Copy out each line of the listing that has the word "this" in it.

-- start of Provided records --

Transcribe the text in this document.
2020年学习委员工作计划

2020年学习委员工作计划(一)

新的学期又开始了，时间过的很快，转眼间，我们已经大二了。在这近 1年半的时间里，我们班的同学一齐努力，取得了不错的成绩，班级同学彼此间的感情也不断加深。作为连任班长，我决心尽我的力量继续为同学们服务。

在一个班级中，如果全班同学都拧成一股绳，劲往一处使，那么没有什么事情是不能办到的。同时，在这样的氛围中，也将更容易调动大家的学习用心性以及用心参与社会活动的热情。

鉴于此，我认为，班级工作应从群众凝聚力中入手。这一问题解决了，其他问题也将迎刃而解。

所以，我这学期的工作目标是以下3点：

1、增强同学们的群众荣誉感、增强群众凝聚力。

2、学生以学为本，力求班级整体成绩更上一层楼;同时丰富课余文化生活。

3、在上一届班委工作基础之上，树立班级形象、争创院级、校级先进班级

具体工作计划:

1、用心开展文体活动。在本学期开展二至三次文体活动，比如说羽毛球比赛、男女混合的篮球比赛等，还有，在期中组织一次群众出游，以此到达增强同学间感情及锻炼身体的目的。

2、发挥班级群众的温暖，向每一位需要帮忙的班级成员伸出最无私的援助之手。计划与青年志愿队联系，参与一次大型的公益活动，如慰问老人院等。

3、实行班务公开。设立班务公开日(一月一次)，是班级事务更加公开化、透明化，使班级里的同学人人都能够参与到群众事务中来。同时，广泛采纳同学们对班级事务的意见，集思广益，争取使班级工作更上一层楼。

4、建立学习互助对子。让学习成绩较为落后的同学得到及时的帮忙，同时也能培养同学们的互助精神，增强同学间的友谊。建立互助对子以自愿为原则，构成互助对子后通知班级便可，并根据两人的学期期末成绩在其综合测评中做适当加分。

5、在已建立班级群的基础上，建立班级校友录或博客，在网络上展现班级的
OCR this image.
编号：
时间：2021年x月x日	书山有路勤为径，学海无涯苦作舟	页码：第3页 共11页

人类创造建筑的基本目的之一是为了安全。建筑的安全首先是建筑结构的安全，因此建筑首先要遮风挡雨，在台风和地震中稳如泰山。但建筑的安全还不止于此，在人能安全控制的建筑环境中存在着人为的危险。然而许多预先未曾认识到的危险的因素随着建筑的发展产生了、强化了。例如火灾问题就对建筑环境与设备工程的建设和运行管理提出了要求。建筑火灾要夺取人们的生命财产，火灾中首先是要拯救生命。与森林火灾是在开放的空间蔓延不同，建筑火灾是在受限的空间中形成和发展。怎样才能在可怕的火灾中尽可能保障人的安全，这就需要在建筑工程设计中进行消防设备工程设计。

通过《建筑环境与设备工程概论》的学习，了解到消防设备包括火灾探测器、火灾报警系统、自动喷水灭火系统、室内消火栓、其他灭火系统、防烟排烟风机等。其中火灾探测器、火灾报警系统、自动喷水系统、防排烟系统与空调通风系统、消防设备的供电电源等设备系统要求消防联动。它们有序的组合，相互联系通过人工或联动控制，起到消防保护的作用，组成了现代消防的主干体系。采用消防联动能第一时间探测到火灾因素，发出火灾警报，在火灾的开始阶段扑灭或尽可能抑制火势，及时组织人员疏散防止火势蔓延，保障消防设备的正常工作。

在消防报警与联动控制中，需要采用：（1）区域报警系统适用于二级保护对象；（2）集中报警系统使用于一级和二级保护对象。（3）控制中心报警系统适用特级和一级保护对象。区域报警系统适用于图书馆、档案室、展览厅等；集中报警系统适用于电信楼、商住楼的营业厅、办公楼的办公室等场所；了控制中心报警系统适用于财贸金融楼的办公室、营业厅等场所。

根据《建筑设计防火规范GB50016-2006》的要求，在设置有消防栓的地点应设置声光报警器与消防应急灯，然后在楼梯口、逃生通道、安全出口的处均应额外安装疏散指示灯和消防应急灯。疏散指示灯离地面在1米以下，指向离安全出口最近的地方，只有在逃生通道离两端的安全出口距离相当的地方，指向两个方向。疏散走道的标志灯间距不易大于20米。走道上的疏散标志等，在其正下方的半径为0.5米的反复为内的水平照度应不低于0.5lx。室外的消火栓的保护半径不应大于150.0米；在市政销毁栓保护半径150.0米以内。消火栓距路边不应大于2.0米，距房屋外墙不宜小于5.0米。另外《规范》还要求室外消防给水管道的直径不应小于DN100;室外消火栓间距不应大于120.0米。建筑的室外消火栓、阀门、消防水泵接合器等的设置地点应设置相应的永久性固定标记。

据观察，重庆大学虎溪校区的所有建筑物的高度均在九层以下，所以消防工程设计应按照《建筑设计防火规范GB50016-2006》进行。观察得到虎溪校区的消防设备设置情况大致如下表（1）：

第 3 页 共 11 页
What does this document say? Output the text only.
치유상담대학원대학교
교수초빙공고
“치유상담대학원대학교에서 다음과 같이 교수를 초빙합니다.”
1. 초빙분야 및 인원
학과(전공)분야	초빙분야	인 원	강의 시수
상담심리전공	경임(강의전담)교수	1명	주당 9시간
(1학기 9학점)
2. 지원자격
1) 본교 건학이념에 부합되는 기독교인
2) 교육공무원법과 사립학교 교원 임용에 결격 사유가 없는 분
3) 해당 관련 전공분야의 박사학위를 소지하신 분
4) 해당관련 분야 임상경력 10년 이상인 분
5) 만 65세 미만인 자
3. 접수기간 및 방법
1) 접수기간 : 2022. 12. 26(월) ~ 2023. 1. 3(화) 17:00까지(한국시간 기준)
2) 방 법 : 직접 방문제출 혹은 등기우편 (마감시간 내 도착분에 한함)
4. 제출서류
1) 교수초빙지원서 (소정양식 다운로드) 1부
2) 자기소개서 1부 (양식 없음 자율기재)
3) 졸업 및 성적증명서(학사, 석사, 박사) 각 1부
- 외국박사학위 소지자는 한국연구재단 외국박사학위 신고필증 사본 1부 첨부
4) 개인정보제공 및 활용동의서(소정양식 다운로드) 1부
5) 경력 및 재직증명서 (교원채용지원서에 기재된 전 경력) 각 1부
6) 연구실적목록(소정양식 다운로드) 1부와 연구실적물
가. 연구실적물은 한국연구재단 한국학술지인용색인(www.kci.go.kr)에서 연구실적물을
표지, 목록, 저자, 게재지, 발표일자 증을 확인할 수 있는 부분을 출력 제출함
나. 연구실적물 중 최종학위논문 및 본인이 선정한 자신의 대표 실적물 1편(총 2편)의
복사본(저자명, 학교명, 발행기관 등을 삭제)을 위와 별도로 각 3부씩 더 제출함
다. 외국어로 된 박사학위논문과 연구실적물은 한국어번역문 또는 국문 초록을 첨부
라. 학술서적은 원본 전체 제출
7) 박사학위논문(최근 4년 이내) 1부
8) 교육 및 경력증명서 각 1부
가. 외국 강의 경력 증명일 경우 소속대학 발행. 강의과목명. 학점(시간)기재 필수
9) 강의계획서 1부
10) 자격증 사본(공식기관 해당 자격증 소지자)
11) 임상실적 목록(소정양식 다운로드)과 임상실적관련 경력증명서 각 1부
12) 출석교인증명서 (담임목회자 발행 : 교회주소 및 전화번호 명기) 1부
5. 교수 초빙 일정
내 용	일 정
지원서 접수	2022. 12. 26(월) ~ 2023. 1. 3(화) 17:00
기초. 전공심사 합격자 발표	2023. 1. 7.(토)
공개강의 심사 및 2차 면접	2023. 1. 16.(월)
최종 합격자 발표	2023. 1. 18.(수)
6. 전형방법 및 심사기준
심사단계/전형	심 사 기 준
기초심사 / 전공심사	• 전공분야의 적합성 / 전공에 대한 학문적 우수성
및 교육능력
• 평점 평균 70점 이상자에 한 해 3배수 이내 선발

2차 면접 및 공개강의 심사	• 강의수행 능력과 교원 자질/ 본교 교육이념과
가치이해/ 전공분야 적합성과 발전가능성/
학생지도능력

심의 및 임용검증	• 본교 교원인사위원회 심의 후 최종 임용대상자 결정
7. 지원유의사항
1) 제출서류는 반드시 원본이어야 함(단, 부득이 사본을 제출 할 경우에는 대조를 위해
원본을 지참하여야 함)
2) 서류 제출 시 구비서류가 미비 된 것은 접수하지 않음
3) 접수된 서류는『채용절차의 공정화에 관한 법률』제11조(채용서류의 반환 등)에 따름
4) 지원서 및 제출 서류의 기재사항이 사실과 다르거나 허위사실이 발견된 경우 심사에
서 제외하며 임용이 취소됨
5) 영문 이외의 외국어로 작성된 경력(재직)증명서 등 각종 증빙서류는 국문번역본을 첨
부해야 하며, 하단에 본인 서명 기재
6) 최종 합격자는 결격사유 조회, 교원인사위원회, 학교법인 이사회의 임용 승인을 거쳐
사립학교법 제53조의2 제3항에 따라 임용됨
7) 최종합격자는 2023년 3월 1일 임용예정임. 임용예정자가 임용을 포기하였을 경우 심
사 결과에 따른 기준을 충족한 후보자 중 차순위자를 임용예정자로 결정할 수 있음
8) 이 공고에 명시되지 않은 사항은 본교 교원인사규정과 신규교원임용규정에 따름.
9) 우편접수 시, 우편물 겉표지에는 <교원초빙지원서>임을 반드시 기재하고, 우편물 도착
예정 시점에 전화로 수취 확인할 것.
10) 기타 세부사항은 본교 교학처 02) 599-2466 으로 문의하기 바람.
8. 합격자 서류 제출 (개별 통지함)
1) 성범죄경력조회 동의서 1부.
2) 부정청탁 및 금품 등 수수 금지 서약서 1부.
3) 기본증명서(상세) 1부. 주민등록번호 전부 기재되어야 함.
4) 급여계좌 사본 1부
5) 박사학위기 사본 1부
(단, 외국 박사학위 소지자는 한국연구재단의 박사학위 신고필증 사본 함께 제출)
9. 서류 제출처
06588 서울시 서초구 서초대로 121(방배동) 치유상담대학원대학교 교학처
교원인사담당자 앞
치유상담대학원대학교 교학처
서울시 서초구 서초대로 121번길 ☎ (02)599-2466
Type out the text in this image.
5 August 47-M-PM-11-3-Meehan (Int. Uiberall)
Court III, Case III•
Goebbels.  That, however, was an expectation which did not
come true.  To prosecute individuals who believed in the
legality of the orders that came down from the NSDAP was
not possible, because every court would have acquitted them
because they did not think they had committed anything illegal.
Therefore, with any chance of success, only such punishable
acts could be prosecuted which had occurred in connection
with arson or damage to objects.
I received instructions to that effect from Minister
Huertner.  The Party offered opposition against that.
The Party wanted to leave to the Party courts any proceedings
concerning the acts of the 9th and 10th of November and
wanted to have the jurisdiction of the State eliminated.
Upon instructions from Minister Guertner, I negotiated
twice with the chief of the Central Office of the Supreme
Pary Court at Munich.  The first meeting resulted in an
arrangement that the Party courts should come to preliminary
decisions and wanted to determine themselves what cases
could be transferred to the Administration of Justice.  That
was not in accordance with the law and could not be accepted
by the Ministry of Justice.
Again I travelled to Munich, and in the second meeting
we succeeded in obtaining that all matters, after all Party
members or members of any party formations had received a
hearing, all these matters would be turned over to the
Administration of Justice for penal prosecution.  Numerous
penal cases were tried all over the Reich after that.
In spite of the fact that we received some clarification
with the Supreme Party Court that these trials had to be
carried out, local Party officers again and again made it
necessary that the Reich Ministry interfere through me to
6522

-- end of Provided records --

In response:
Transcribe the text in this document.
OCR this image.
What does this document say? Output the text only.
Type out the text in this image.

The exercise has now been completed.